— TASK DIRECTIONS —
Find the lines holding the word "возрасте" and collect them.

— AVAILABLE RECORDS —

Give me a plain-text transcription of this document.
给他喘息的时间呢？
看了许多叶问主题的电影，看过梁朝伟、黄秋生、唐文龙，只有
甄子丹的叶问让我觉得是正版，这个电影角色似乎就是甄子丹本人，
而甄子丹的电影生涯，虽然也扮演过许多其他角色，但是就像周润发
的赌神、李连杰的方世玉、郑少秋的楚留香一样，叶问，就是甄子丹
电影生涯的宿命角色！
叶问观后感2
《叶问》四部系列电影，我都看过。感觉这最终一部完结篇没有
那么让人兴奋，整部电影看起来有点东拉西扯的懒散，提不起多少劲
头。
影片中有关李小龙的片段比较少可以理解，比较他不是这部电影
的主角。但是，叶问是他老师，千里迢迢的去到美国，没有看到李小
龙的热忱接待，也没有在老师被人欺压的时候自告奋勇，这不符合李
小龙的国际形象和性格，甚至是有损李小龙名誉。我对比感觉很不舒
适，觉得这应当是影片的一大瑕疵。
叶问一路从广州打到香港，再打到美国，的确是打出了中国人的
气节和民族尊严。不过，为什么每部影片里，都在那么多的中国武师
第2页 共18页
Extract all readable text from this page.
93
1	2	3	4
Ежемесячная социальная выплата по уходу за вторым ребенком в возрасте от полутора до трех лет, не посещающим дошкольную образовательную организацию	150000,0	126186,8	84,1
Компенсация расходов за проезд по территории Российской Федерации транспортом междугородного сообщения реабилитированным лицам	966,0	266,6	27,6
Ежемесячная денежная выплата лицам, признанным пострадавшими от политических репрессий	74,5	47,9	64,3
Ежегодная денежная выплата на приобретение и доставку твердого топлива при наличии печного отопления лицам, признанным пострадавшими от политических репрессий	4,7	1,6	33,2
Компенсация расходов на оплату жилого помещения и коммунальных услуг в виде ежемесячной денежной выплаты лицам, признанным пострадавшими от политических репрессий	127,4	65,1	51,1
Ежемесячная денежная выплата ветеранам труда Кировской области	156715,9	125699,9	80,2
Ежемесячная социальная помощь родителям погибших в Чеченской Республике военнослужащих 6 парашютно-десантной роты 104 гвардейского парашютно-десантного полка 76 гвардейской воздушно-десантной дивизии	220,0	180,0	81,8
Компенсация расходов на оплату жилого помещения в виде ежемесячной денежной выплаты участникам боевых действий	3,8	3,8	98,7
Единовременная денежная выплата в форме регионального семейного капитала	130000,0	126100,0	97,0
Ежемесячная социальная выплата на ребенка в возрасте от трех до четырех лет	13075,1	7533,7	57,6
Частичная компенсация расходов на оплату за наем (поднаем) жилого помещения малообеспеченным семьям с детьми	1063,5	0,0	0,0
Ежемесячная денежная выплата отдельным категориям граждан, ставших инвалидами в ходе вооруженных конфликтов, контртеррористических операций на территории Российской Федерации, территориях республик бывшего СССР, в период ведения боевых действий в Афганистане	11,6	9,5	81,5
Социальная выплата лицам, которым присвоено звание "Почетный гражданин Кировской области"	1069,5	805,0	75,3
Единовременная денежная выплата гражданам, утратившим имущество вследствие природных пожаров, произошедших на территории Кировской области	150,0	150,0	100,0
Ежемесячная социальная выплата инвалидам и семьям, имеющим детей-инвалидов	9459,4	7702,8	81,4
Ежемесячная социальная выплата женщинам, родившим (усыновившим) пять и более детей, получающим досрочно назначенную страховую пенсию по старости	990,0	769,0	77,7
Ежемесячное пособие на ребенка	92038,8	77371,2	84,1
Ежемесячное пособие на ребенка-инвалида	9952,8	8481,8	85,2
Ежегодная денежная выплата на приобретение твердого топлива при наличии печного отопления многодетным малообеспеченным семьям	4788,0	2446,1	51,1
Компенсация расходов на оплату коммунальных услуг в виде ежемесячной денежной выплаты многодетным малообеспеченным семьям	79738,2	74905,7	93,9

— TASK OUTPUT —
Ежемесячная социальная выплата по уходу за вторым ребенком в возрасте от полутора до трех лет, не посещающим дошкольную образовательную организацию	150000,0	126186,8	84,1
Ежемесячная социальная выплата на ребенка в возрасте от трех до четырех лет	13075,1	7533,7	57,6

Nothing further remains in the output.